Excerpted records:
__________
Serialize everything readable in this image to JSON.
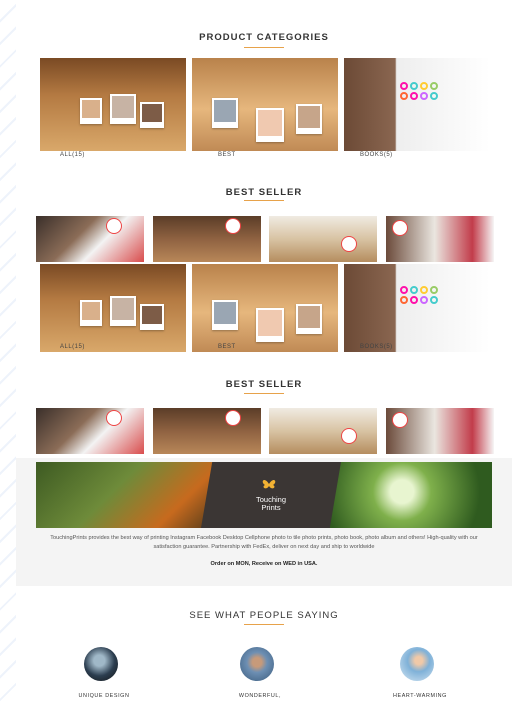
{
  "categories": {
    "title": "PRODUCT CATEGORIES",
    "items": [
      {
        "label": "ALL(15)"
      },
      {
        "label": "BEST"
      },
      {
        "label": "BOOKS(5)"
      }
    ]
  },
  "best_seller_1": {
    "title": "BEST SELLER",
    "captions": [
      "ALL(15)",
      "BEST",
      "BOOKS(5)"
    ]
  },
  "best_seller_2": {
    "title": "BEST SELLER"
  },
  "banner": {
    "logo_line1": "Touching",
    "logo_line2": "Prints",
    "description": "TouchingPrints provides the best way of printing Instagram Facebook Desktop Cellphone photo to tile photo prints, photo book, photo album and others! High-quality with our satisfaction guarantee. Partnership with FedEx, deliver on next day and ship to worldwide",
    "order_note": "Order on MON, Receive on WED in USA."
  },
  "testimonials": {
    "title": "SEE WHAT PEOPLE SAYING",
    "items": [
      {
        "label": "UNIQUE DESIGN"
      },
      {
        "label": "WONDERFUL,"
      },
      {
        "label": "HEART-WARMING"
      }
    ]
  },
  "colors": {
    "accent": "#e7a24a",
    "badge": "#e44444"
  }
}
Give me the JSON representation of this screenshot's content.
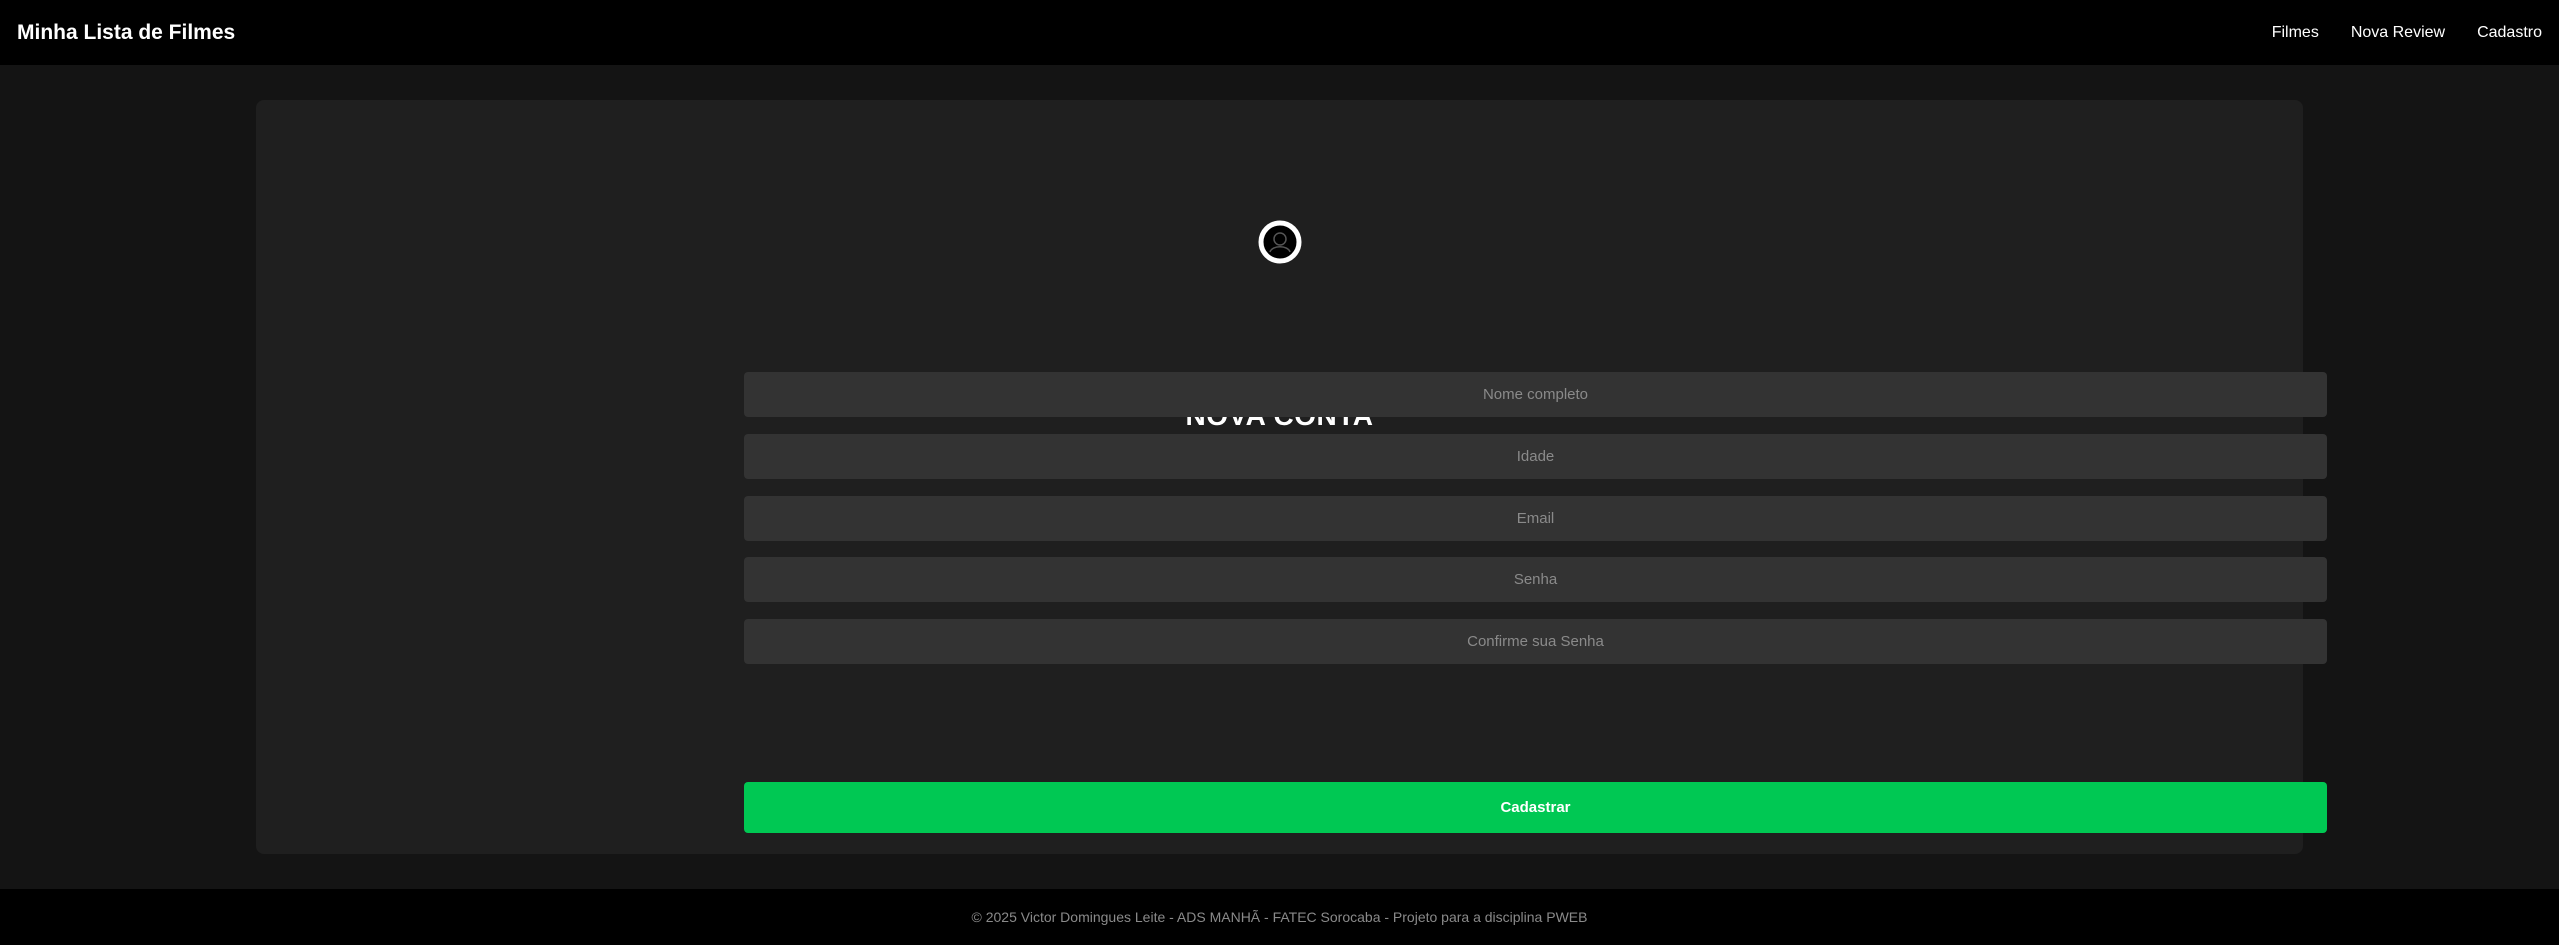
{
  "navbar": {
    "brand": "Minha Lista de Filmes",
    "links": [
      {
        "label": "Filmes"
      },
      {
        "label": "Nova Review"
      },
      {
        "label": "Cadastro"
      }
    ]
  },
  "form": {
    "icon": "user-circle-icon",
    "title": "NOVA CONTA",
    "fields": [
      {
        "placeholder": "Nome completo",
        "value": ""
      },
      {
        "placeholder": "Idade",
        "value": ""
      },
      {
        "placeholder": "Email",
        "value": ""
      },
      {
        "placeholder": "Senha",
        "value": ""
      },
      {
        "placeholder": "Confirme sua Senha",
        "value": ""
      }
    ],
    "submit_label": "Cadastrar"
  },
  "footer": {
    "text": "© 2025 Victor Domingues Leite - ADS MANHÃ - FATEC Sorocaba - Projeto para a disciplina PWEB"
  },
  "colors": {
    "background": "#141414",
    "card": "#1f1f1f",
    "input": "#333333",
    "accent": "#00c853",
    "navbar": "#000000"
  }
}
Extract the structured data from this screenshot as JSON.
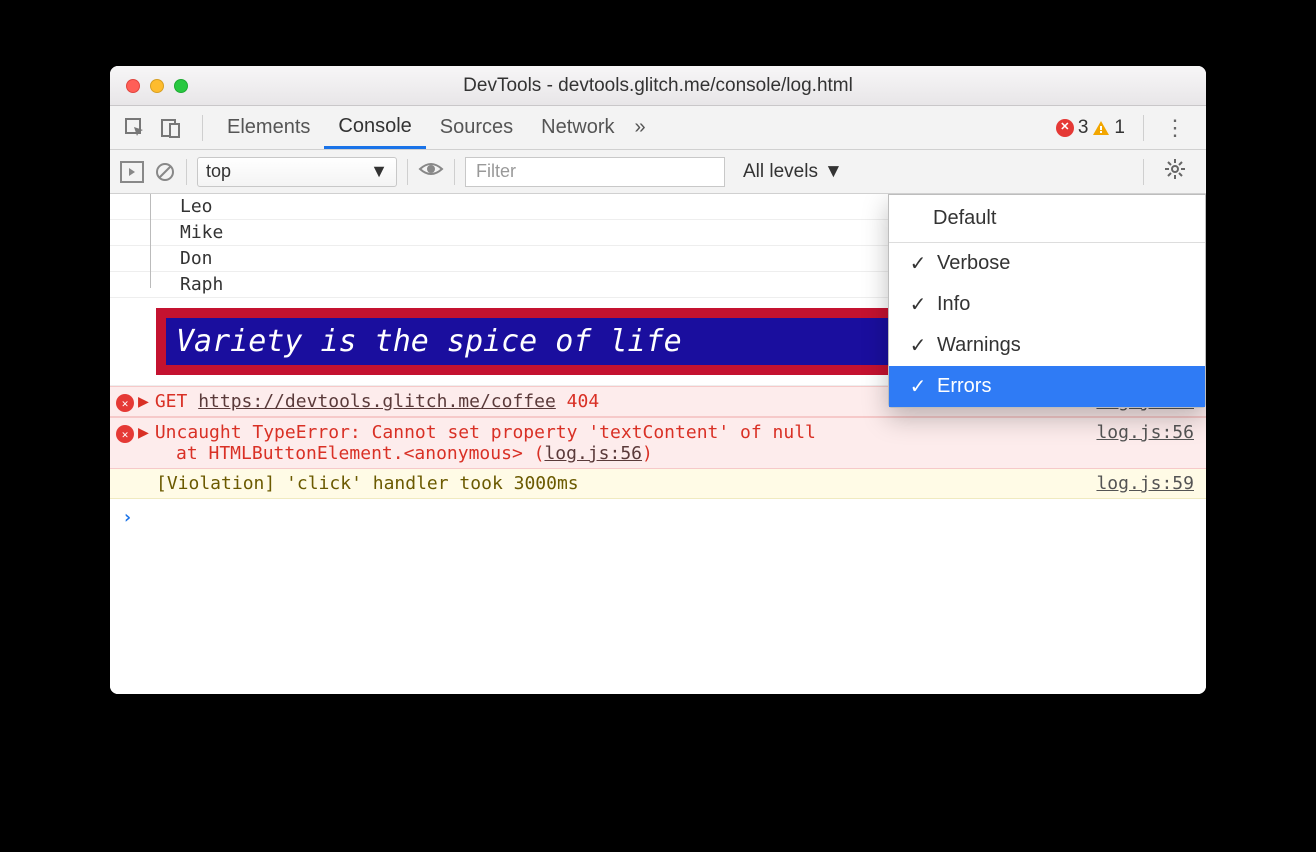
{
  "window": {
    "title": "DevTools - devtools.glitch.me/console/log.html"
  },
  "tabs": {
    "items": [
      "Elements",
      "Console",
      "Sources",
      "Network"
    ],
    "active": "Console",
    "overflow_glyph": "»",
    "error_count": "3",
    "warning_count": "1"
  },
  "toolbar": {
    "context": "top",
    "filter_placeholder": "Filter",
    "levels_label": "All levels"
  },
  "levels_menu": {
    "default_label": "Default",
    "options": [
      {
        "label": "Verbose",
        "checked": true,
        "selected": false
      },
      {
        "label": "Info",
        "checked": true,
        "selected": false
      },
      {
        "label": "Warnings",
        "checked": true,
        "selected": false
      },
      {
        "label": "Errors",
        "checked": true,
        "selected": true
      }
    ]
  },
  "console": {
    "names": [
      "Leo",
      "Mike",
      "Don",
      "Raph"
    ],
    "styled_message": "Variety is the spice of life",
    "errors": [
      {
        "prefix": "GET",
        "url": "https://devtools.glitch.me/coffee",
        "status": "404",
        "src": "log.js:68"
      },
      {
        "message": "Uncaught TypeError: Cannot set property 'textContent' of null",
        "stack_prefix": "at HTMLButtonElement.<anonymous> (",
        "stack_link": "log.js:56",
        "stack_suffix": ")",
        "src": "log.js:56"
      }
    ],
    "violation": {
      "message": "[Violation] 'click' handler took 3000ms",
      "src": "log.js:59"
    },
    "prompt_glyph": "›"
  }
}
__________
Stated goal: Write out the whole listing again, exactly, with no pictures.

Written answer:
Serialize everything readable in this image to JSON.
{
  "categories": {
    "title": "PRODUCT CATEGORIES",
    "items": [
      {
        "label": "ALL(15)"
      },
      {
        "label": "BEST"
      },
      {
        "label": "BOOKS(5)"
      }
    ]
  },
  "best_seller_1": {
    "title": "BEST SELLER",
    "captions": [
      "ALL(15)",
      "BEST",
      "BOOKS(5)"
    ]
  },
  "best_seller_2": {
    "title": "BEST SELLER"
  },
  "banner": {
    "logo_line1": "Touching",
    "logo_line2": "Prints",
    "description": "TouchingPrints provides the best way of printing Instagram Facebook Desktop Cellphone photo to tile photo prints, photo book, photo album and others! High-quality with our satisfaction guarantee. Partnership with FedEx, deliver on next day and ship to worldwide",
    "order_note": "Order on MON, Receive on WED in USA."
  },
  "testimonials": {
    "title": "SEE WHAT PEOPLE SAYING",
    "items": [
      {
        "label": "UNIQUE DESIGN"
      },
      {
        "label": "WONDERFUL,"
      },
      {
        "label": "HEART-WARMING"
      }
    ]
  },
  "colors": {
    "accent": "#e7a24a",
    "badge": "#e44444"
  }
}
Give me the JSON representation of this screenshot's content.
{
  "navbar": {
    "brand": "Minha Lista de Filmes",
    "links": [
      {
        "label": "Filmes"
      },
      {
        "label": "Nova Review"
      },
      {
        "label": "Cadastro"
      }
    ]
  },
  "form": {
    "icon": "user-circle-icon",
    "title": "NOVA CONTA",
    "fields": [
      {
        "placeholder": "Nome completo",
        "value": ""
      },
      {
        "placeholder": "Idade",
        "value": ""
      },
      {
        "placeholder": "Email",
        "value": ""
      },
      {
        "placeholder": "Senha",
        "value": ""
      },
      {
        "placeholder": "Confirme sua Senha",
        "value": ""
      }
    ],
    "submit_label": "Cadastrar"
  },
  "footer": {
    "text": "© 2025 Victor Domingues Leite - ADS MANHÃ - FATEC Sorocaba - Projeto para a disciplina PWEB"
  },
  "colors": {
    "background": "#141414",
    "card": "#1f1f1f",
    "input": "#333333",
    "accent": "#00c853",
    "navbar": "#000000"
  }
}
Extract the structured data from this screenshot as JSON.
{
  "window": {
    "title": "DevTools - devtools.glitch.me/console/log.html"
  },
  "tabs": {
    "items": [
      "Elements",
      "Console",
      "Sources",
      "Network"
    ],
    "active": "Console",
    "overflow_glyph": "»",
    "error_count": "3",
    "warning_count": "1"
  },
  "toolbar": {
    "context": "top",
    "filter_placeholder": "Filter",
    "levels_label": "All levels"
  },
  "levels_menu": {
    "default_label": "Default",
    "options": [
      {
        "label": "Verbose",
        "checked": true,
        "selected": false
      },
      {
        "label": "Info",
        "checked": true,
        "selected": false
      },
      {
        "label": "Warnings",
        "checked": true,
        "selected": false
      },
      {
        "label": "Errors",
        "checked": true,
        "selected": true
      }
    ]
  },
  "console": {
    "names": [
      "Leo",
      "Mike",
      "Don",
      "Raph"
    ],
    "styled_message": "Variety is the spice of life",
    "errors": [
      {
        "prefix": "GET",
        "url": "https://devtools.glitch.me/coffee",
        "status": "404",
        "src": "log.js:68"
      },
      {
        "message": "Uncaught TypeError: Cannot set property 'textContent' of null",
        "stack_prefix": "at HTMLButtonElement.<anonymous> (",
        "stack_link": "log.js:56",
        "stack_suffix": ")",
        "src": "log.js:56"
      }
    ],
    "violation": {
      "message": "[Violation] 'click' handler took 3000ms",
      "src": "log.js:59"
    },
    "prompt_glyph": "›"
  }
}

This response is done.